→ Data records:
* * * *

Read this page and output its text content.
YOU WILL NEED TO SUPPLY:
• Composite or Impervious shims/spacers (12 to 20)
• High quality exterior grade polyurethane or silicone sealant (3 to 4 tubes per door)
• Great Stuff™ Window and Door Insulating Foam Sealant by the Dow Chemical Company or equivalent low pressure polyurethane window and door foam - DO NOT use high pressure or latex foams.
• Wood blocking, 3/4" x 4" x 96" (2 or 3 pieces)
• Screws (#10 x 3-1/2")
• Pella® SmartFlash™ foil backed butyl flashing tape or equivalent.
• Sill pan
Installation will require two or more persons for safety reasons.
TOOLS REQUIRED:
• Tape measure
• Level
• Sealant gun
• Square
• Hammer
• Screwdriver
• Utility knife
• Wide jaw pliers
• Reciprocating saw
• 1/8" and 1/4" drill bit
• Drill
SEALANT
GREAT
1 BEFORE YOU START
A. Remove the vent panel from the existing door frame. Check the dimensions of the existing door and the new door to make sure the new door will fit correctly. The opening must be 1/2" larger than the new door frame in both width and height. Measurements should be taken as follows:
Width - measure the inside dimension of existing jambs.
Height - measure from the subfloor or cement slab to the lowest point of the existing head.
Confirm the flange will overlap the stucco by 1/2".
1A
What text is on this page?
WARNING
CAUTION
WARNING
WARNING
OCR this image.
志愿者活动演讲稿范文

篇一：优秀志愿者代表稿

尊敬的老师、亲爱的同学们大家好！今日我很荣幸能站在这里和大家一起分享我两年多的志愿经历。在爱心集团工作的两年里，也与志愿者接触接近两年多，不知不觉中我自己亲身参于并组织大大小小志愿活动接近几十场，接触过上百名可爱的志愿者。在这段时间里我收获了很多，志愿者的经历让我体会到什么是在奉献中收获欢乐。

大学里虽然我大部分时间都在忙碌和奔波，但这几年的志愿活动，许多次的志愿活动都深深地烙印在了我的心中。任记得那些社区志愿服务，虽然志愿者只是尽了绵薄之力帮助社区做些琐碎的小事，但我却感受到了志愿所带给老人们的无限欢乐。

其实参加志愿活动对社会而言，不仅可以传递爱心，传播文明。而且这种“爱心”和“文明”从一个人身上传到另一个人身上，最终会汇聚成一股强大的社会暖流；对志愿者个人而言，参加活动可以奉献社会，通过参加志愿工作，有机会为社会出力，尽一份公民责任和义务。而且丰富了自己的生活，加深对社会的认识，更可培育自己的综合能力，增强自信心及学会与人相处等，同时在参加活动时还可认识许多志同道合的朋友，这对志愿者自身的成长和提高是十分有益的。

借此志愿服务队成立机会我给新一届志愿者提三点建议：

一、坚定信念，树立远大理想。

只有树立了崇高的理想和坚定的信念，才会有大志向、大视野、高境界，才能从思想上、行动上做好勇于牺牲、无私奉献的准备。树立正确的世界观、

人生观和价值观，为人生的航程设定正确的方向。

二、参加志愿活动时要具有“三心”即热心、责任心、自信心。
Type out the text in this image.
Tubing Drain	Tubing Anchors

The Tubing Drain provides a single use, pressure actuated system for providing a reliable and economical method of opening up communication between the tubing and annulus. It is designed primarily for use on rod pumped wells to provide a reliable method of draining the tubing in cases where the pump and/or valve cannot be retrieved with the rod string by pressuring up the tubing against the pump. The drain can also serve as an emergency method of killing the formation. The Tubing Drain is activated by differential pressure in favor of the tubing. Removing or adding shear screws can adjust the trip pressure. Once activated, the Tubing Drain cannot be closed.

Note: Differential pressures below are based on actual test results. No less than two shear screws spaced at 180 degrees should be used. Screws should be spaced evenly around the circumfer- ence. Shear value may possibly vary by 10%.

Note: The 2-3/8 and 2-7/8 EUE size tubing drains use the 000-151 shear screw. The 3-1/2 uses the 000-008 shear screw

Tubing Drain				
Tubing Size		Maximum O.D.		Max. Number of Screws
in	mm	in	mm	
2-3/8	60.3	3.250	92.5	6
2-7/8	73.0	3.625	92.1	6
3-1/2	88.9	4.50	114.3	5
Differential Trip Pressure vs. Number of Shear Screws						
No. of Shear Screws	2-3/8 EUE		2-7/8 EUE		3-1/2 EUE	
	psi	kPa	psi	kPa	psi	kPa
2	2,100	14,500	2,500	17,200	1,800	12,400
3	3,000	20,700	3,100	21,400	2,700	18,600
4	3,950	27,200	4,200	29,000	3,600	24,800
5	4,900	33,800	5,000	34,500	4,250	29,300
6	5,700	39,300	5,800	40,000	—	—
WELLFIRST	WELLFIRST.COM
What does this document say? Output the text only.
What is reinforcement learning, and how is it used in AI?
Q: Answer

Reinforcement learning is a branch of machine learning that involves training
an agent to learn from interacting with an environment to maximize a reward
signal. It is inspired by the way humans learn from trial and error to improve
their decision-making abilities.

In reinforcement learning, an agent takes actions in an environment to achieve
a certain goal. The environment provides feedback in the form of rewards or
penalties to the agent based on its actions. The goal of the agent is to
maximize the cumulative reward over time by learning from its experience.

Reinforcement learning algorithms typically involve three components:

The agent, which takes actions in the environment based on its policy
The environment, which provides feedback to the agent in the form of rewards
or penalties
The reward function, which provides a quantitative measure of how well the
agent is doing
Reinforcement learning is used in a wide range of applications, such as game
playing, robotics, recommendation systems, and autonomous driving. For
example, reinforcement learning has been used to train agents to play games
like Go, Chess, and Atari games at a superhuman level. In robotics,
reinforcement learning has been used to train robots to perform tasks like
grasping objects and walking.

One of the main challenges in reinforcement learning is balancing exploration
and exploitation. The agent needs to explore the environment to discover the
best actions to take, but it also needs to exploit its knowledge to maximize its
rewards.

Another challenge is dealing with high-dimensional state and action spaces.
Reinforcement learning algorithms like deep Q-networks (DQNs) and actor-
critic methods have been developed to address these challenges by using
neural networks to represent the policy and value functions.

* * * *

Copy all the records above precisely.

→ REPLY:
Read this page and output its text content.
YOU WILL NEED TO SUPPLY:
• Composite or Impervious shims/spacers (12 to 20)
• High quality exterior grade polyurethane or silicone sealant (3 to 4 tubes per door)
• Great Stuff™ Window and Door Insulating Foam Sealant by the Dow Chemical Company or equivalent low pressure polyurethane window and door foam - DO NOT use high pressure or latex foams.
• Wood blocking, 3/4" x 4" x 96" (2 or 3 pieces)
• Screws (#10 x 3-1/2")
• Pella® SmartFlash™ foil backed butyl flashing tape or equivalent.
• Sill pan
Installation will require two or more persons for safety reasons.
TOOLS REQUIRED:
• Tape measure
• Level
• Sealant gun
• Square
• Hammer
• Screwdriver
• Utility knife
• Wide jaw pliers
• Reciprocating saw
• 1/8" and 1/4" drill bit
• Drill
SEALANT
GREAT
1 BEFORE YOU START
A. Remove the vent panel from the existing door frame. Check the dimensions of the existing door and the new door to make sure the new door will fit correctly. The opening must be 1/2" larger than the new door frame in both width and height. Measurements should be taken as follows:
Width - measure the inside dimension of existing jambs.
Height - measure from the subfloor or cement slab to the lowest point of the existing head.
Confirm the flange will overlap the stucco by 1/2".
1A
What text is on this page?
WARNING
CAUTION
WARNING
WARNING
OCR this image.
志愿者活动演讲稿范文

篇一：优秀志愿者代表稿

尊敬的老师、亲爱的同学们大家好！今日我很荣幸能站在这里和大家一起分享我两年多的志愿经历。在爱心集团工作的两年里，也与志愿者接触接近两年多，不知不觉中我自己亲身参于并组织大大小小志愿活动接近几十场，接触过上百名可爱的志愿者。在这段时间里我收获了很多，志愿者的经历让我体会到什么是在奉献中收获欢乐。

大学里虽然我大部分时间都在忙碌和奔波，但这几年的志愿活动，许多次的志愿活动都深深地烙印在了我的心中。任记得那些社区志愿服务，虽然志愿者只是尽了绵薄之力帮助社区做些琐碎的小事，但我却感受到了志愿所带给老人们的无限欢乐。

其实参加志愿活动对社会而言，不仅可以传递爱心，传播文明。而且这种“爱心”和“文明”从一个人身上传到另一个人身上，最终会汇聚成一股强大的社会暖流；对志愿者个人而言，参加活动可以奉献社会，通过参加志愿工作，有机会为社会出力，尽一份公民责任和义务。而且丰富了自己的生活，加深对社会的认识，更可培育自己的综合能力，增强自信心及学会与人相处等，同时在参加活动时还可认识许多志同道合的朋友，这对志愿者自身的成长和提高是十分有益的。

借此志愿服务队成立机会我给新一届志愿者提三点建议：

一、坚定信念，树立远大理想。

只有树立了崇高的理想和坚定的信念，才会有大志向、大视野、高境界，才能从思想上、行动上做好勇于牺牲、无私奉献的准备。树立正确的世界观、

人生观和价值观，为人生的航程设定正确的方向。

二、参加志愿活动时要具有“三心”即热心、责任心、自信心。
Type out the text in this image.
Tubing Drain	Tubing Anchors

The Tubing Drain provides a single use, pressure actuated system for providing a reliable and economical method of opening up communication between the tubing and annulus. It is designed primarily for use on rod pumped wells to provide a reliable method of draining the tubing in cases where the pump and/or valve cannot be retrieved with the rod string by pressuring up the tubing against the pump. The drain can also serve as an emergency method of killing the formation. The Tubing Drain is activated by differential pressure in favor of the tubing. Removing or adding shear screws can adjust the trip pressure. Once activated, the Tubing Drain cannot be closed.

Note: Differential pressures below are based on actual test results. No less than two shear screws spaced at 180 degrees should be used. Screws should be spaced evenly around the circumfer- ence. Shear value may possibly vary by 10%.

Note: The 2-3/8 and 2-7/8 EUE size tubing drains use the 000-151 shear screw. The 3-1/2 uses the 000-008 shear screw

Tubing Drain				
Tubing Size		Maximum O.D.		Max. Number of Screws
in	mm	in	mm	
2-3/8	60.3	3.250	92.5	6
2-7/8	73.0	3.625	92.1	6
3-1/2	88.9	4.50	114.3	5
Differential Trip Pressure vs. Number of Shear Screws						
No. of Shear Screws	2-3/8 EUE		2-7/8 EUE		3-1/2 EUE	
	psi	kPa	psi	kPa	psi	kPa
2	2,100	14,500	2,500	17,200	1,800	12,400
3	3,000	20,700	3,100	21,400	2,700	18,600
4	3,950	27,200	4,200	29,000	3,600	24,800
5	4,900	33,800	5,000	34,500	4,250	29,300
6	5,700	39,300	5,800	40,000	—	—
WELLFIRST	WELLFIRST.COM
What does this document say? Output the text only.
What is reinforcement learning, and how is it used in AI?
Q: Answer

Reinforcement learning is a branch of machine learning that involves training
an agent to learn from interacting with an environment to maximize a reward
signal. It is inspired by the way humans learn from trial and error to improve
their decision-making abilities.

In reinforcement learning, an agent takes actions in an environment to achieve
a certain goal. The environment provides feedback in the form of rewards or
penalties to the agent based on its actions. The goal of the agent is to
maximize the cumulative reward over time by learning from its experience.

Reinforcement learning algorithms typically involve three components:

The agent, which takes actions in the environment based on its policy
The environment, which provides feedback to the agent in the form of rewards
or penalties
The reward function, which provides a quantitative measure of how well the
agent is doing
Reinforcement learning is used in a wide range of applications, such as game
playing, robotics, recommendation systems, and autonomous driving. For
example, reinforcement learning has been used to train agents to play games
like Go, Chess, and Atari games at a superhuman level. In robotics,
reinforcement learning has been used to train robots to perform tasks like
grasping objects and walking.

One of the main challenges in reinforcement learning is balancing exploration
and exploitation. The agent needs to explore the environment to discover the
best actions to take, but it also needs to exploit its knowledge to maximize its
rewards.

Another challenge is dealing with high-dimensional state and action spaces.
Reinforcement learning algorithms like deep Q-networks (DQNs) and actor-
critic methods have been developed to address these challenges by using
neural networks to represent the policy and value functions.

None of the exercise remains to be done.